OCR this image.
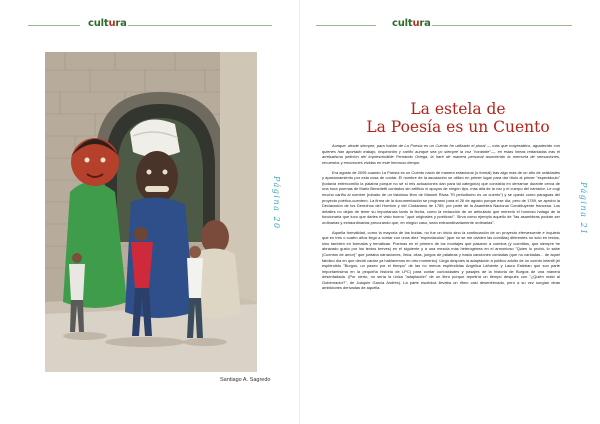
cultura
Santiago A. Sagredo
Página 20
cultura
Página 21
La estela de
La Poesía es un Cuento

Aunque, desde siempre, para hablar de La Poesía es un Cuento he utilizado el plural — más que mayestático, agradecido con quienes han aportado trabajo, inspiración y cariño aunque sea yo siempre la voz "contante"—, en estas líneas redactadas tras el arrebatisma petición del imprescindible Fernando Ortega, la haré de manera personal asumiendo la memoria de sensaciones, recuerdos y emociones vividas en este hermoso tiempo.

Era agosto de 2005 cuando La Poesía es un Cuento nació de manera estacional (o formal) tras algo más de un año de oralidades y apasionamiento por esta cosa de contar. El nombre de la asociación se utilizó en primer lugar para dar título al primer "espectáculo" (todavía entrecomillo la palabra porque no sé si mis actuaciones dan para tal categoría) que consistía en derramar durante cerca de una hora poemas de Mario Benedetti contados sin artificio ni apoyos de ningún tipo, más allá de la voz y el cuerpo del narrador. Le cogí mucho cariño al nombre (robado de un fabuloso libro de Manuel Rivas "El periodismo es un cuento") y se quedó como paraguas del proyecto poético-cuentero. La firma de la documentación se programó para el 26 de agosto porque ese día, pero de 1789, se aprobó la Declaración de los Derechos del Hombre y del Ciudadano de 1789, por parte de la Asamblea Nacional Constituyente francesa. Los detalles no dejan de tener su importancia tanto la fecha, como la redacción de un articulado que mereció el honroso halago de la funcionaria que tuvo que darles el visto bueno "¡qué originales y poéticos!". Sirva como ejemplo aquello de "las asambleas podrán ser ordinarias y extraordinarias precurando que, en ningún caso, sean extraordinariamente ordinarias".

Aquella formalidad, como la mayoría de las bodas, no fue un inicio sino la continuación de un proyecto efervescente e inquieto que en tres o cuatro años llegó a contar con unos diez "espectáculos" (que no se me olviden las comillas) diferentes no solo en textos, sino también en formatos y temáticas. Poemas en el primero de los montajes que pasaron a cuentos (y cuentitos, que siempre he abrazado gusto por los textos breves) en el siguiente y a una mezcla más heterogénea en el armonioso "Quien lo probó, lo sabe (Cuentos de amor)" que juntaba narraciones, lírica, citas, juegos de palabras y hasta canciones contadas (que no cantadas... de aquel fatídico día en que decidí cantar ya hablaremos en otro momento). Llegó después la adaptación a público adulto de un cuento infantil (el espléndido "Burgos, un paseo por el tiempo" de las no menos espléndidas Angélica Lafuente y Laura Esteban que son parte importantísima en la pequeña historia de LPC) para contar curiosidades y pasajes de la historia de Burgos de una manera desenfadada. (Por cierto, no sería la única "adaptación" de un libro porque repetiría un tiempo después con "¿Quién mató al Gobernador?", de Joaquín García Andrés). La parte escénica llevaba un ritmo casi desenfrenado, pero a su vez surgían otras ambiciones derivadas de aquella.
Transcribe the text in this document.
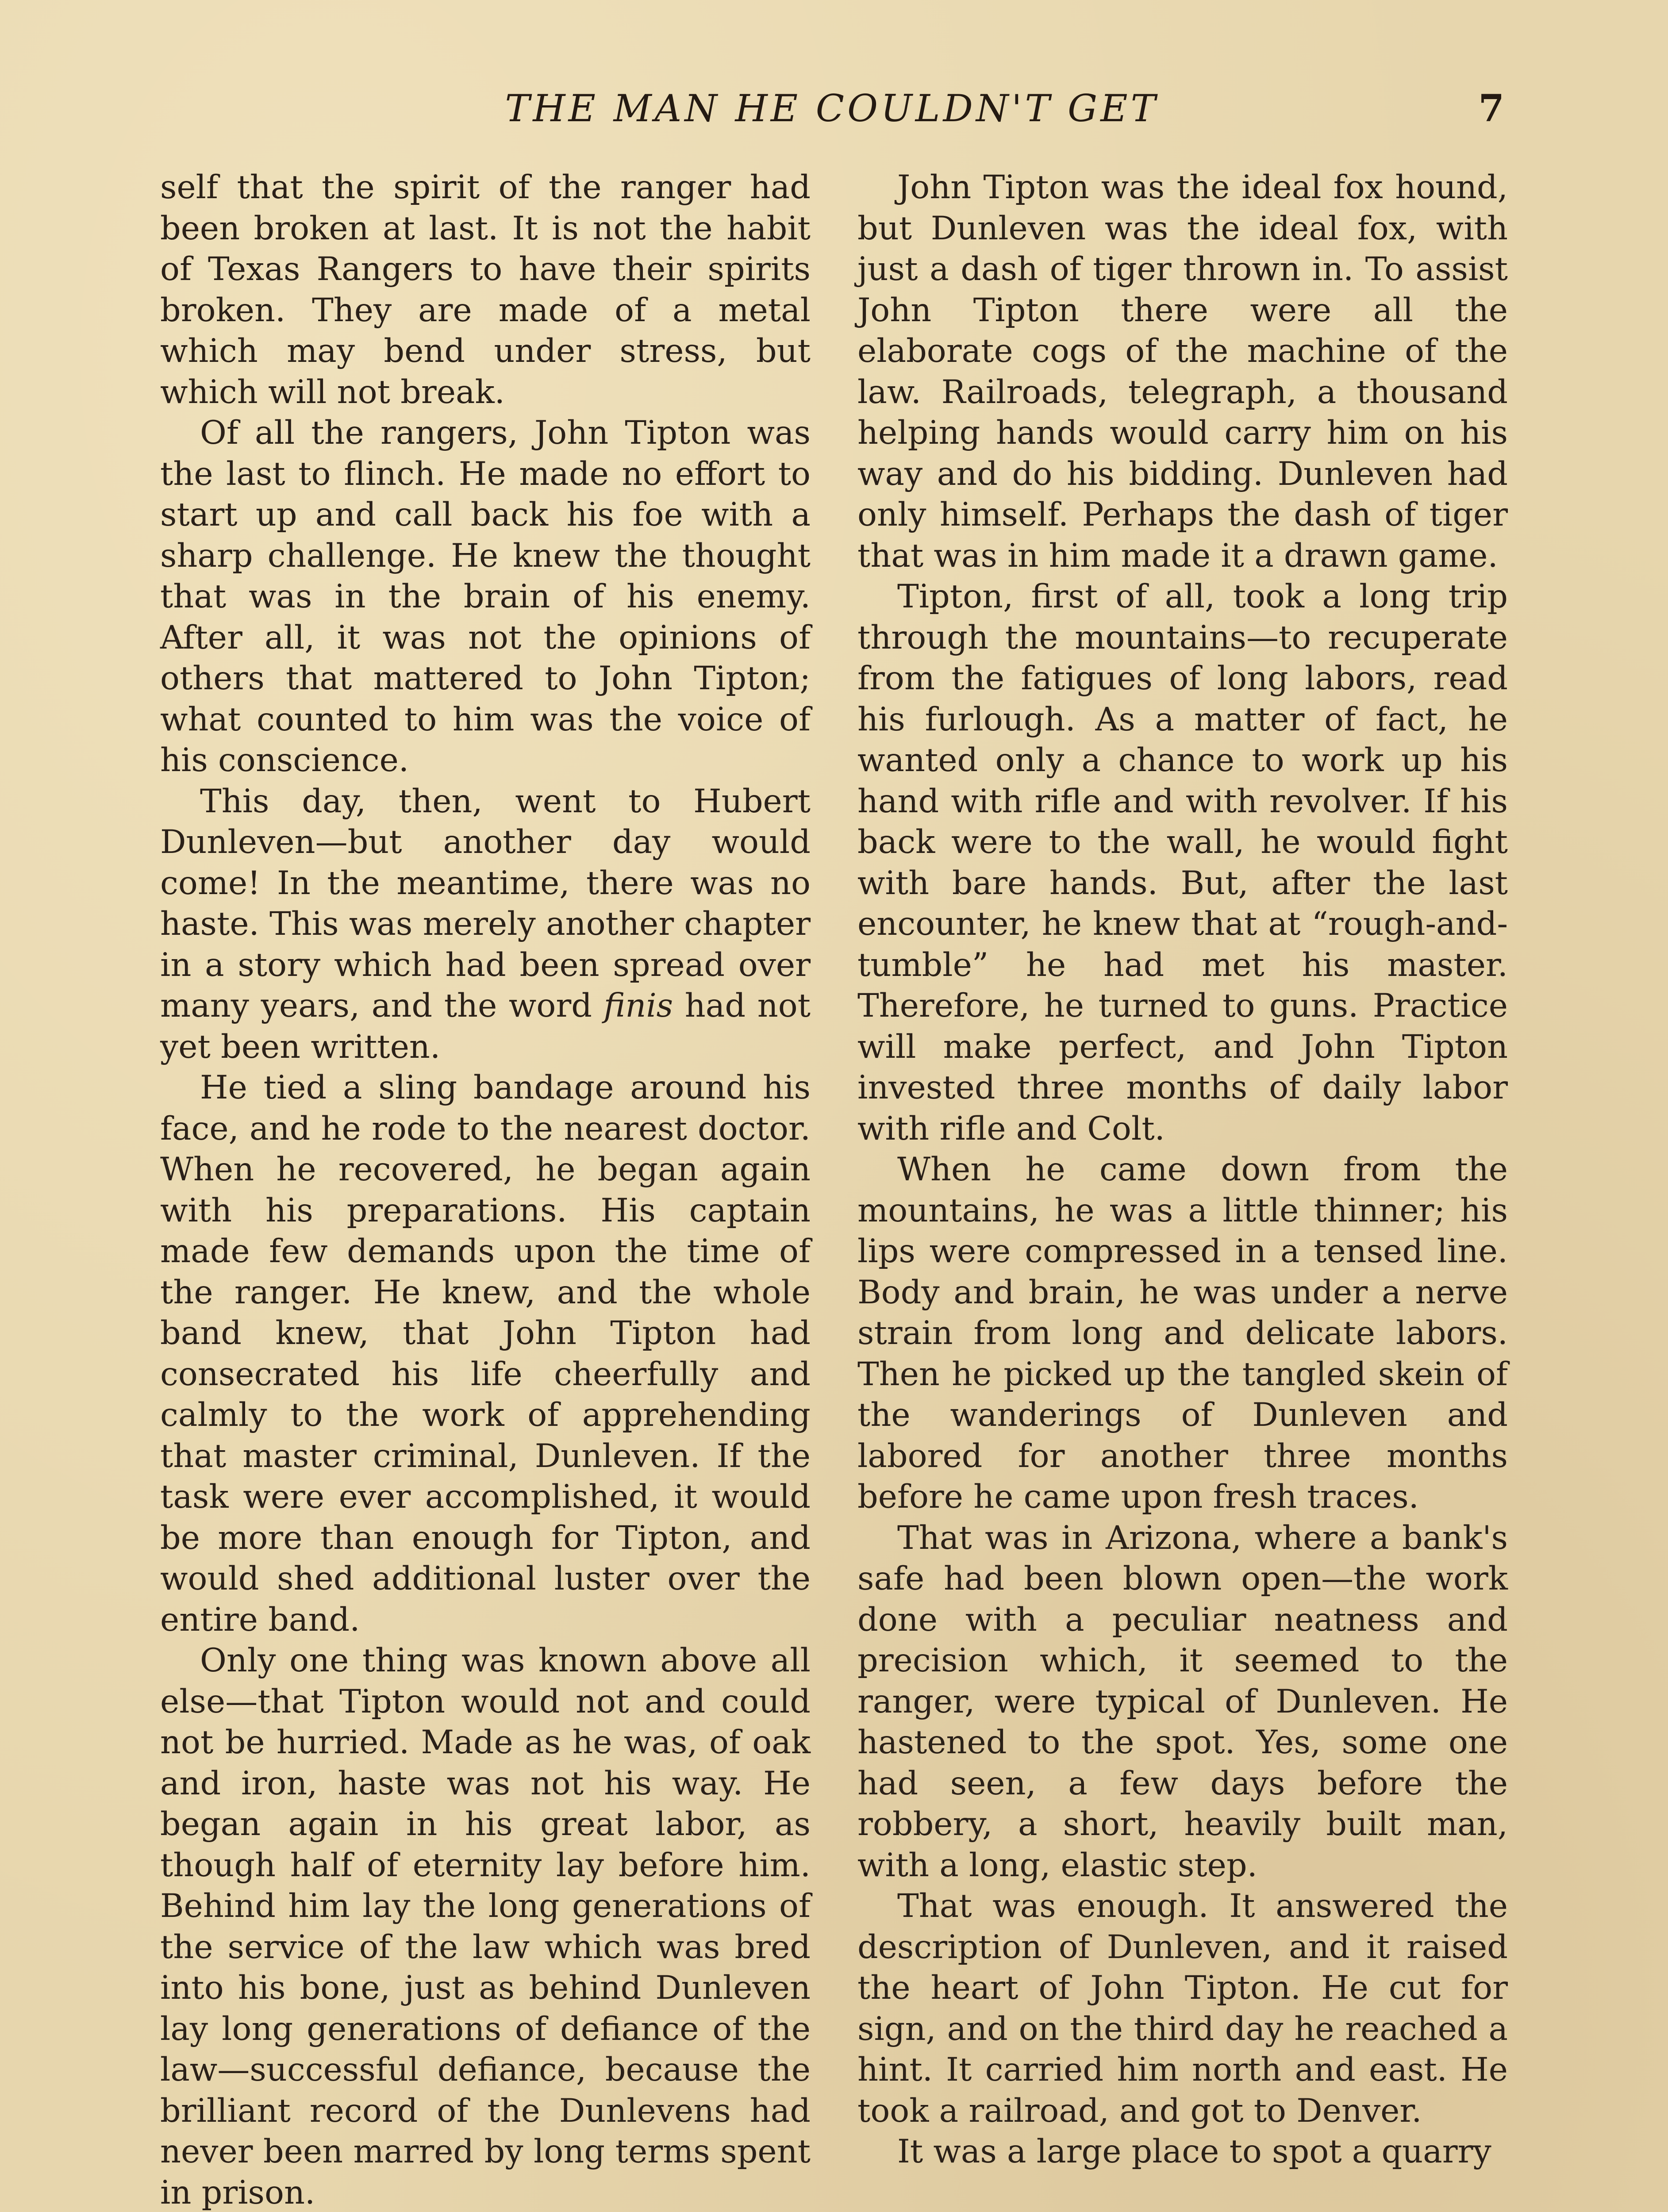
THE MAN HE COULDN'T GET	7

self that the spirit of the ranger had been broken at last. It is not the habit of Texas Rangers to have their spirits broken. They are made of a metal which may bend under stress, but which will not break.

Of all the rangers, John Tipton was the last to flinch. He made no effort to start up and call back his foe with a sharp challenge. He knew the thought that was in the brain of his enemy. After all, it was not the opinions of others that mattered to John Tipton; what counted to him was the voice of his conscience.

This day, then, went to Hubert Dunleven—but another day would come! In the meantime, there was no haste. This was merely another chapter in a story which had been spread over many years, and the word finis had not yet been written.

He tied a sling bandage around his face, and he rode to the nearest doctor. When he recovered, he began again with his preparations. His captain made few demands upon the time of the ranger. He knew, and the whole band knew, that John Tipton had consecrated his life cheerfully and calmly to the work of apprehending that master criminal, Dunleven. If the task were ever accomplished, it would be more than enough for Tipton, and would shed additional luster over the entire band.

Only one thing was known above all else—that Tipton would not and could not be hurried. Made as he was, of oak and iron, haste was not his way. He began again in his great labor, as though half of eternity lay before him. Behind him lay the long generations of the service of the law which was bred into his bone, just as behind Dunleven lay long generations of defiance of the law—successful defiance, because the brilliant record of the Dunlevens had never been marred by long terms spent in prison.

John Tipton was the ideal fox hound, but Dunleven was the ideal fox, with just a dash of tiger thrown in. To assist John Tipton there were all the elaborate cogs of the machine of the law. Railroads, telegraph, a thousand helping hands would carry him on his way and do his bidding. Dunleven had only himself. Perhaps the dash of tiger that was in him made it a drawn game.

Tipton, first of all, took a long trip through the mountains—to recuperate from the fatigues of long labors, read his furlough. As a matter of fact, he wanted only a chance to work up his hand with rifle and with revolver. If his back were to the wall, he would fight with bare hands. But, after the last encounter, he knew that at “rough-and-tumble” he had met his master. Therefore, he turned to guns. Practice will make perfect, and John Tipton invested three months of daily labor with rifle and Colt.

When he came down from the mountains, he was a little thinner; his lips were compressed in a tensed line. Body and brain, he was under a nerve strain from long and delicate labors. Then he picked up the tangled skein of the wanderings of Dunleven and labored for another three months before he came upon fresh traces.

That was in Arizona, where a bank's safe had been blown open—the work done with a peculiar neatness and precision which, it seemed to the ranger, were typical of Dunleven. He hastened to the spot. Yes, some one had seen, a few days before the robbery, a short, heavily built man, with a long, elastic step.

That was enough. It answered the description of Dunleven, and it raised the heart of John Tipton. He cut for sign, and on the third day he reached a hint. It carried him north and east. He took a railroad, and got to Denver.

It was a large place to spot a quarry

* * * * * * * * *

Count the lines in the records above that hold the word "took", and give only that number.

Full answer> 2